Problem to solve ▸ Copy the records that follow exactly as written, but not their pictures.

::::

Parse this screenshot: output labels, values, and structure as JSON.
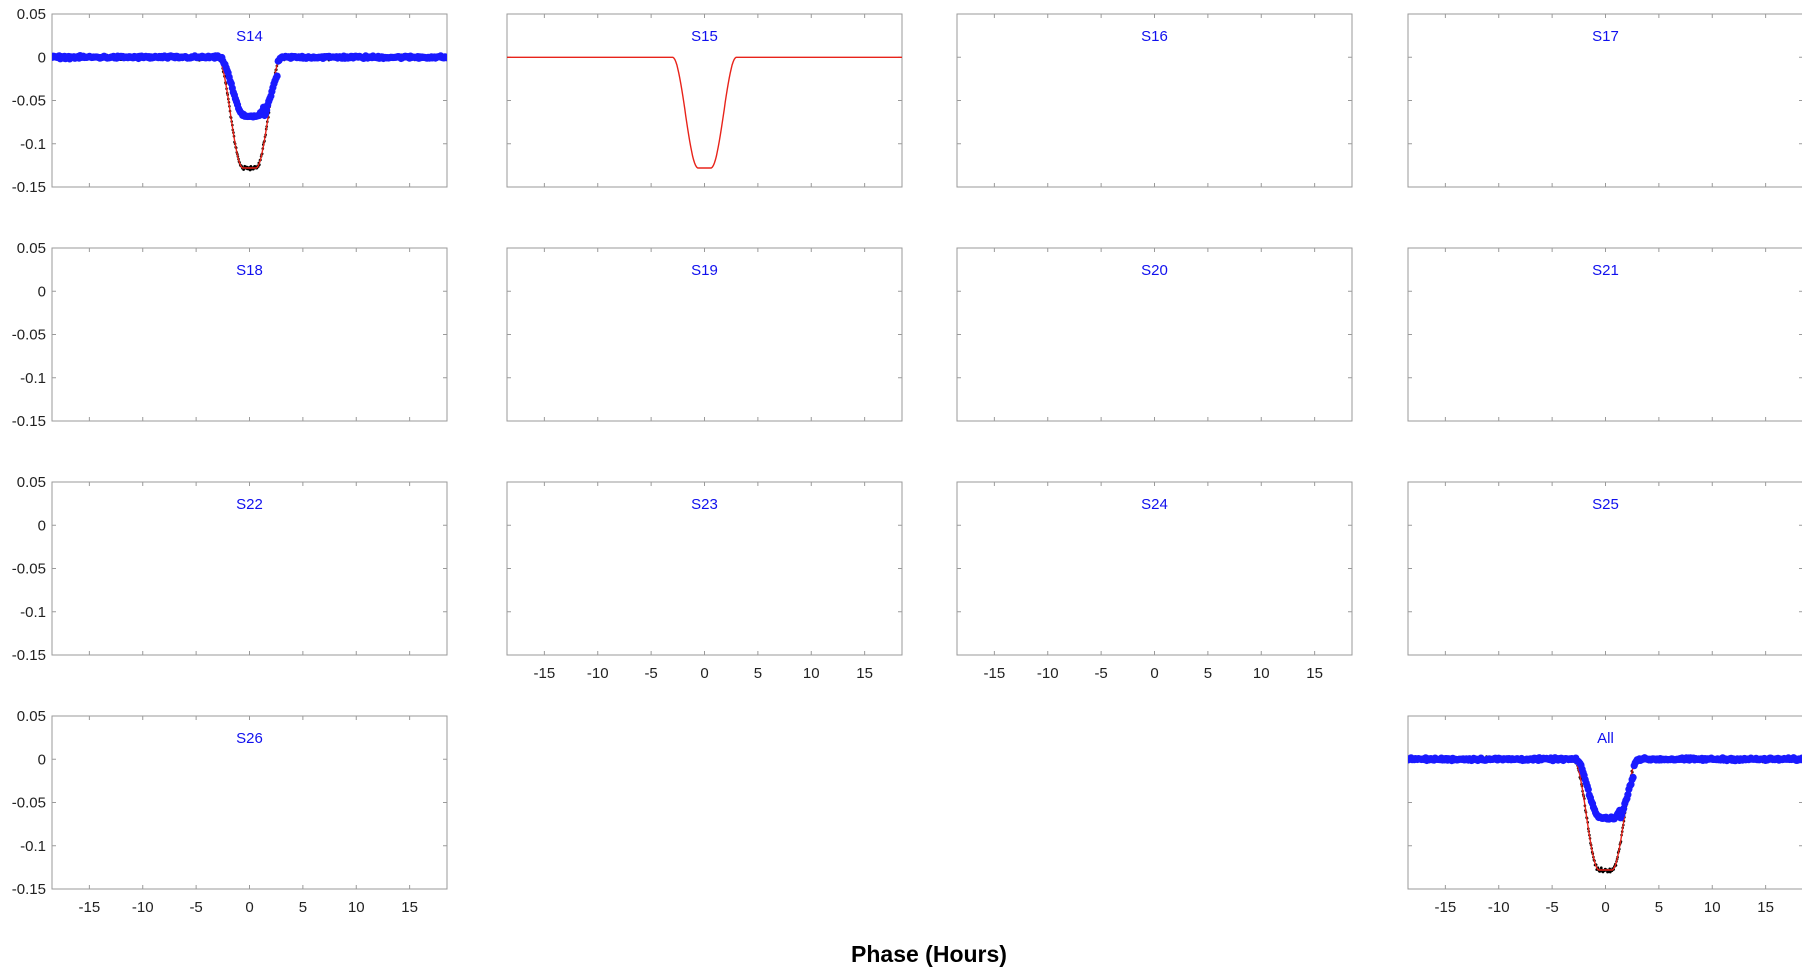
{
  "chart_data": {
    "type": "scatter",
    "xlabel": "Phase (Hours)",
    "ylabel": "",
    "xlim": [
      -18.5,
      18.5
    ],
    "ylim": [
      -0.15,
      0.05
    ],
    "x_ticks": [
      "-15",
      "-10",
      "-5",
      "0",
      "5",
      "10",
      "15"
    ],
    "y_ticks": [
      "0.05",
      "0",
      "-0.05",
      "-0.1",
      "-0.15"
    ],
    "transit": {
      "depth": 0.128,
      "binned_depth": 0.068,
      "total_duration_hours": 6.0,
      "flat_bottom_hours": 1.2
    },
    "panels": [
      {
        "title": "S14",
        "has_data": true,
        "has_model": true,
        "x_labels": false,
        "y_labels": true
      },
      {
        "title": "S15",
        "has_data": false,
        "has_model": true,
        "x_labels": false,
        "y_labels": false
      },
      {
        "title": "S16",
        "has_data": false,
        "has_model": false,
        "x_labels": false,
        "y_labels": false
      },
      {
        "title": "S17",
        "has_data": false,
        "has_model": false,
        "x_labels": false,
        "y_labels": false
      },
      {
        "title": "S18",
        "has_data": false,
        "has_model": false,
        "x_labels": false,
        "y_labels": true
      },
      {
        "title": "S19",
        "has_data": false,
        "has_model": false,
        "x_labels": false,
        "y_labels": false
      },
      {
        "title": "S20",
        "has_data": false,
        "has_model": false,
        "x_labels": false,
        "y_labels": false
      },
      {
        "title": "S21",
        "has_data": false,
        "has_model": false,
        "x_labels": false,
        "y_labels": false
      },
      {
        "title": "S22",
        "has_data": false,
        "has_model": false,
        "x_labels": false,
        "y_labels": true
      },
      {
        "title": "S23",
        "has_data": false,
        "has_model": false,
        "x_labels": true,
        "y_labels": false
      },
      {
        "title": "S24",
        "has_data": false,
        "has_model": false,
        "x_labels": true,
        "y_labels": false
      },
      {
        "title": "S25",
        "has_data": false,
        "has_model": false,
        "x_labels": false,
        "y_labels": false
      },
      {
        "title": "S26",
        "has_data": false,
        "has_model": false,
        "x_labels": true,
        "y_labels": true
      },
      {
        "title": "All",
        "has_data": true,
        "has_model": true,
        "x_labels": true,
        "y_labels": false
      }
    ],
    "colors": {
      "data_points": "#000000",
      "binned_points": "#1a1aff",
      "model_line": "#e8231a",
      "panel_title": "#1010ee"
    }
  }
}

::::

Response ▸
Parse this screenshot: output labels, values, and structure as JSON.
{
  "chart_data": {
    "type": "scatter",
    "xlabel": "Phase (Hours)",
    "ylabel": "",
    "xlim": [
      -18.5,
      18.5
    ],
    "ylim": [
      -0.15,
      0.05
    ],
    "x_ticks": [
      "-15",
      "-10",
      "-5",
      "0",
      "5",
      "10",
      "15"
    ],
    "y_ticks": [
      "0.05",
      "0",
      "-0.05",
      "-0.1",
      "-0.15"
    ],
    "transit": {
      "depth": 0.128,
      "binned_depth": 0.068,
      "total_duration_hours": 6.0,
      "flat_bottom_hours": 1.2
    },
    "panels": [
      {
        "title": "S14",
        "has_data": true,
        "has_model": true,
        "x_labels": false,
        "y_labels": true
      },
      {
        "title": "S15",
        "has_data": false,
        "has_model": true,
        "x_labels": false,
        "y_labels": false
      },
      {
        "title": "S16",
        "has_data": false,
        "has_model": false,
        "x_labels": false,
        "y_labels": false
      },
      {
        "title": "S17",
        "has_data": false,
        "has_model": false,
        "x_labels": false,
        "y_labels": false
      },
      {
        "title": "S18",
        "has_data": false,
        "has_model": false,
        "x_labels": false,
        "y_labels": true
      },
      {
        "title": "S19",
        "has_data": false,
        "has_model": false,
        "x_labels": false,
        "y_labels": false
      },
      {
        "title": "S20",
        "has_data": false,
        "has_model": false,
        "x_labels": false,
        "y_labels": false
      },
      {
        "title": "S21",
        "has_data": false,
        "has_model": false,
        "x_labels": false,
        "y_labels": false
      },
      {
        "title": "S22",
        "has_data": false,
        "has_model": false,
        "x_labels": false,
        "y_labels": true
      },
      {
        "title": "S23",
        "has_data": false,
        "has_model": false,
        "x_labels": true,
        "y_labels": false
      },
      {
        "title": "S24",
        "has_data": false,
        "has_model": false,
        "x_labels": true,
        "y_labels": false
      },
      {
        "title": "S25",
        "has_data": false,
        "has_model": false,
        "x_labels": false,
        "y_labels": false
      },
      {
        "title": "S26",
        "has_data": false,
        "has_model": false,
        "x_labels": true,
        "y_labels": true
      },
      {
        "title": "All",
        "has_data": true,
        "has_model": true,
        "x_labels": true,
        "y_labels": false
      }
    ],
    "colors": {
      "data_points": "#000000",
      "binned_points": "#1a1aff",
      "model_line": "#e8231a",
      "panel_title": "#1010ee"
    }
  }
}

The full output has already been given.